[EXERCISE GOAL] Every line of the data must be copied exactly.

Dataset records

◆ ◆ ◆ ◆ ◆ ◆ ◆

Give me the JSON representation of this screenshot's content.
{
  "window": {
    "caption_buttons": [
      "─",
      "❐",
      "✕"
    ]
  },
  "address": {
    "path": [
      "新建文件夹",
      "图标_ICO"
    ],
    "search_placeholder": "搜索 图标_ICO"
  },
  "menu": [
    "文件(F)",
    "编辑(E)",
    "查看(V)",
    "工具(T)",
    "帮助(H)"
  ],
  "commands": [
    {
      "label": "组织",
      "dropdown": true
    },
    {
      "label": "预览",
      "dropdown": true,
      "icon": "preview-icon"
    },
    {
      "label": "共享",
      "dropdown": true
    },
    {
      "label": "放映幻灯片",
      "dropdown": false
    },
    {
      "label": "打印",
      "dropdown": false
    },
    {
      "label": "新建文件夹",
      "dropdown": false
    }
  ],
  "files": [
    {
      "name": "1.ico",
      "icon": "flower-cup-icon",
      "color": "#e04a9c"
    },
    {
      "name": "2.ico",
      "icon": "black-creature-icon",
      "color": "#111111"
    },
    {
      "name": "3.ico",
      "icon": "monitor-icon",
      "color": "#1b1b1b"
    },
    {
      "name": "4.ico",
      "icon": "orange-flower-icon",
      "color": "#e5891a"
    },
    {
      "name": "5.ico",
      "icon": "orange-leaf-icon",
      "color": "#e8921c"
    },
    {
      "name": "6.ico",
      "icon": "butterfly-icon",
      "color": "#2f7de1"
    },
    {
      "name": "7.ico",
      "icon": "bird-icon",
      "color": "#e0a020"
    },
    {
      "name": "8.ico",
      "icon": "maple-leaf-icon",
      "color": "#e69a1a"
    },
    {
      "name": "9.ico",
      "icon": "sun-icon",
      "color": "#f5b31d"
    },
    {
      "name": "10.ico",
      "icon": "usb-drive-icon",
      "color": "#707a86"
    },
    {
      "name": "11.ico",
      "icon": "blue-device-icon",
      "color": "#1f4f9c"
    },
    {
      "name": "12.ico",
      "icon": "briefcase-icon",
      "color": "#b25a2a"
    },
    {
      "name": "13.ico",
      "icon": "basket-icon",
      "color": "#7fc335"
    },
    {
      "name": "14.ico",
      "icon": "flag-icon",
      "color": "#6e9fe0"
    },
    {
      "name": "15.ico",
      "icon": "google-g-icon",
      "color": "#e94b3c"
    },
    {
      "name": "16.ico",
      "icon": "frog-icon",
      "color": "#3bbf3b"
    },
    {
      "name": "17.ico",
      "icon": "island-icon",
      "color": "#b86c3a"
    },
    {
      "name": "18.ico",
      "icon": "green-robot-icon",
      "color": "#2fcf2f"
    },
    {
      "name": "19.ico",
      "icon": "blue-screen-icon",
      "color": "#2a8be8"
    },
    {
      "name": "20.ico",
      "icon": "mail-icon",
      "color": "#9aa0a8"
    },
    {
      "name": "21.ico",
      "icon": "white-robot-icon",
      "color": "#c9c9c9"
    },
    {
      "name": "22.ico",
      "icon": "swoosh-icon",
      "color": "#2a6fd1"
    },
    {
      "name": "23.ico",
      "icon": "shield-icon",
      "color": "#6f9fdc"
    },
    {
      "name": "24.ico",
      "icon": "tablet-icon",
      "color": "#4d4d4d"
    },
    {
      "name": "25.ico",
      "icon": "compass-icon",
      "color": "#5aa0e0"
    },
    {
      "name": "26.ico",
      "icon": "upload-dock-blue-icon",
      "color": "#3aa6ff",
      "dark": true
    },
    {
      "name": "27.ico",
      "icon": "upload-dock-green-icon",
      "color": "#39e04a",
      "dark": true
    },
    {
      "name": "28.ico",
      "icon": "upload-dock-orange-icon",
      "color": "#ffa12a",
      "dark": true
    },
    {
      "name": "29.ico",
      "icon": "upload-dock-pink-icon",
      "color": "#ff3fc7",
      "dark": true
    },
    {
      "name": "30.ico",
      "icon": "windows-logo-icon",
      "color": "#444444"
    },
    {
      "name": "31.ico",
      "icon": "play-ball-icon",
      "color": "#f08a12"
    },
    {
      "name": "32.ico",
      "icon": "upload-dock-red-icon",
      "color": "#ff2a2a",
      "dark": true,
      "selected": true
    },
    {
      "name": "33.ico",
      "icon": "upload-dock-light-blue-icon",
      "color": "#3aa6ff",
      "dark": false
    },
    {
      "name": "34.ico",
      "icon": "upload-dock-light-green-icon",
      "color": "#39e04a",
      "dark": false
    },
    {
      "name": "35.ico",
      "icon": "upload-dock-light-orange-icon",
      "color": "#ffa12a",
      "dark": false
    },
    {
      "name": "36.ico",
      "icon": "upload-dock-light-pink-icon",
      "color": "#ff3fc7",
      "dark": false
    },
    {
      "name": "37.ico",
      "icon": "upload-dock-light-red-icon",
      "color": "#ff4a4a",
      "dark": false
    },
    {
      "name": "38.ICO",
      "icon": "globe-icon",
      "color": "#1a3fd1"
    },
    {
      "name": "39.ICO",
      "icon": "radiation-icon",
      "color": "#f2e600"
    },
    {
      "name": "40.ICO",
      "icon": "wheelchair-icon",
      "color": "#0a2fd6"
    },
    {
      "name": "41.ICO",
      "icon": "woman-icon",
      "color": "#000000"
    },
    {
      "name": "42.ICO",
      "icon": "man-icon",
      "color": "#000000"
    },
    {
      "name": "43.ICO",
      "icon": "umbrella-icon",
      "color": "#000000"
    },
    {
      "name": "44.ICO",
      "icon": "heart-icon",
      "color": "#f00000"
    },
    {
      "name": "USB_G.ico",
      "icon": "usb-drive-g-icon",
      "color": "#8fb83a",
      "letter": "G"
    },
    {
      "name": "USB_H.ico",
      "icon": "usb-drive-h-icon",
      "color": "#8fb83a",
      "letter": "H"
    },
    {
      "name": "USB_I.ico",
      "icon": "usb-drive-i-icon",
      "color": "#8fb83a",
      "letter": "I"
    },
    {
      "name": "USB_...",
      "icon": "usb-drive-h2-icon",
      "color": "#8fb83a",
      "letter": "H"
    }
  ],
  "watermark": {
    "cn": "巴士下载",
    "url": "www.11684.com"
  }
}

◆ ◆ ◆ ◆ ◆ ◆ ◆

[SOLUTION]
Give me the JSON representation of this screenshot's content.
{
  "window": {
    "caption_buttons": [
      "─",
      "❐",
      "✕"
    ]
  },
  "address": {
    "path": [
      "新建文件夹",
      "图标_ICO"
    ],
    "search_placeholder": "搜索 图标_ICO"
  },
  "menu": [
    "文件(F)",
    "编辑(E)",
    "查看(V)",
    "工具(T)",
    "帮助(H)"
  ],
  "commands": [
    {
      "label": "组织",
      "dropdown": true
    },
    {
      "label": "预览",
      "dropdown": true,
      "icon": "preview-icon"
    },
    {
      "label": "共享",
      "dropdown": true
    },
    {
      "label": "放映幻灯片",
      "dropdown": false
    },
    {
      "label": "打印",
      "dropdown": false
    },
    {
      "label": "新建文件夹",
      "dropdown": false
    }
  ],
  "files": [
    {
      "name": "1.ico",
      "icon": "flower-cup-icon",
      "color": "#e04a9c"
    },
    {
      "name": "2.ico",
      "icon": "black-creature-icon",
      "color": "#111111"
    },
    {
      "name": "3.ico",
      "icon": "monitor-icon",
      "color": "#1b1b1b"
    },
    {
      "name": "4.ico",
      "icon": "orange-flower-icon",
      "color": "#e5891a"
    },
    {
      "name": "5.ico",
      "icon": "orange-leaf-icon",
      "color": "#e8921c"
    },
    {
      "name": "6.ico",
      "icon": "butterfly-icon",
      "color": "#2f7de1"
    },
    {
      "name": "7.ico",
      "icon": "bird-icon",
      "color": "#e0a020"
    },
    {
      "name": "8.ico",
      "icon": "maple-leaf-icon",
      "color": "#e69a1a"
    },
    {
      "name": "9.ico",
      "icon": "sun-icon",
      "color": "#f5b31d"
    },
    {
      "name": "10.ico",
      "icon": "usb-drive-icon",
      "color": "#707a86"
    },
    {
      "name": "11.ico",
      "icon": "blue-device-icon",
      "color": "#1f4f9c"
    },
    {
      "name": "12.ico",
      "icon": "briefcase-icon",
      "color": "#b25a2a"
    },
    {
      "name": "13.ico",
      "icon": "basket-icon",
      "color": "#7fc335"
    },
    {
      "name": "14.ico",
      "icon": "flag-icon",
      "color": "#6e9fe0"
    },
    {
      "name": "15.ico",
      "icon": "google-g-icon",
      "color": "#e94b3c"
    },
    {
      "name": "16.ico",
      "icon": "frog-icon",
      "color": "#3bbf3b"
    },
    {
      "name": "17.ico",
      "icon": "island-icon",
      "color": "#b86c3a"
    },
    {
      "name": "18.ico",
      "icon": "green-robot-icon",
      "color": "#2fcf2f"
    },
    {
      "name": "19.ico",
      "icon": "blue-screen-icon",
      "color": "#2a8be8"
    },
    {
      "name": "20.ico",
      "icon": "mail-icon",
      "color": "#9aa0a8"
    },
    {
      "name": "21.ico",
      "icon": "white-robot-icon",
      "color": "#c9c9c9"
    },
    {
      "name": "22.ico",
      "icon": "swoosh-icon",
      "color": "#2a6fd1"
    },
    {
      "name": "23.ico",
      "icon": "shield-icon",
      "color": "#6f9fdc"
    },
    {
      "name": "24.ico",
      "icon": "tablet-icon",
      "color": "#4d4d4d"
    },
    {
      "name": "25.ico",
      "icon": "compass-icon",
      "color": "#5aa0e0"
    },
    {
      "name": "26.ico",
      "icon": "upload-dock-blue-icon",
      "color": "#3aa6ff",
      "dark": true
    },
    {
      "name": "27.ico",
      "icon": "upload-dock-green-icon",
      "color": "#39e04a",
      "dark": true
    },
    {
      "name": "28.ico",
      "icon": "upload-dock-orange-icon",
      "color": "#ffa12a",
      "dark": true
    },
    {
      "name": "29.ico",
      "icon": "upload-dock-pink-icon",
      "color": "#ff3fc7",
      "dark": true
    },
    {
      "name": "30.ico",
      "icon": "windows-logo-icon",
      "color": "#444444"
    },
    {
      "name": "31.ico",
      "icon": "play-ball-icon",
      "color": "#f08a12"
    },
    {
      "name": "32.ico",
      "icon": "upload-dock-red-icon",
      "color": "#ff2a2a",
      "dark": true,
      "selected": true
    },
    {
      "name": "33.ico",
      "icon": "upload-dock-light-blue-icon",
      "color": "#3aa6ff",
      "dark": false
    },
    {
      "name": "34.ico",
      "icon": "upload-dock-light-green-icon",
      "color": "#39e04a",
      "dark": false
    },
    {
      "name": "35.ico",
      "icon": "upload-dock-light-orange-icon",
      "color": "#ffa12a",
      "dark": false
    },
    {
      "name": "36.ico",
      "icon": "upload-dock-light-pink-icon",
      "color": "#ff3fc7",
      "dark": false
    },
    {
      "name": "37.ico",
      "icon": "upload-dock-light-red-icon",
      "color": "#ff4a4a",
      "dark": false
    },
    {
      "name": "38.ICO",
      "icon": "globe-icon",
      "color": "#1a3fd1"
    },
    {
      "name": "39.ICO",
      "icon": "radiation-icon",
      "color": "#f2e600"
    },
    {
      "name": "40.ICO",
      "icon": "wheelchair-icon",
      "color": "#0a2fd6"
    },
    {
      "name": "41.ICO",
      "icon": "woman-icon",
      "color": "#000000"
    },
    {
      "name": "42.ICO",
      "icon": "man-icon",
      "color": "#000000"
    },
    {
      "name": "43.ICO",
      "icon": "umbrella-icon",
      "color": "#000000"
    },
    {
      "name": "44.ICO",
      "icon": "heart-icon",
      "color": "#f00000"
    },
    {
      "name": "USB_G.ico",
      "icon": "usb-drive-g-icon",
      "color": "#8fb83a",
      "letter": "G"
    },
    {
      "name": "USB_H.ico",
      "icon": "usb-drive-h-icon",
      "color": "#8fb83a",
      "letter": "H"
    },
    {
      "name": "USB_I.ico",
      "icon": "usb-drive-i-icon",
      "color": "#8fb83a",
      "letter": "I"
    },
    {
      "name": "USB_...",
      "icon": "usb-drive-h2-icon",
      "color": "#8fb83a",
      "letter": "H"
    }
  ],
  "watermark": {
    "cn": "巴士下载",
    "url": "www.11684.com"
  }
}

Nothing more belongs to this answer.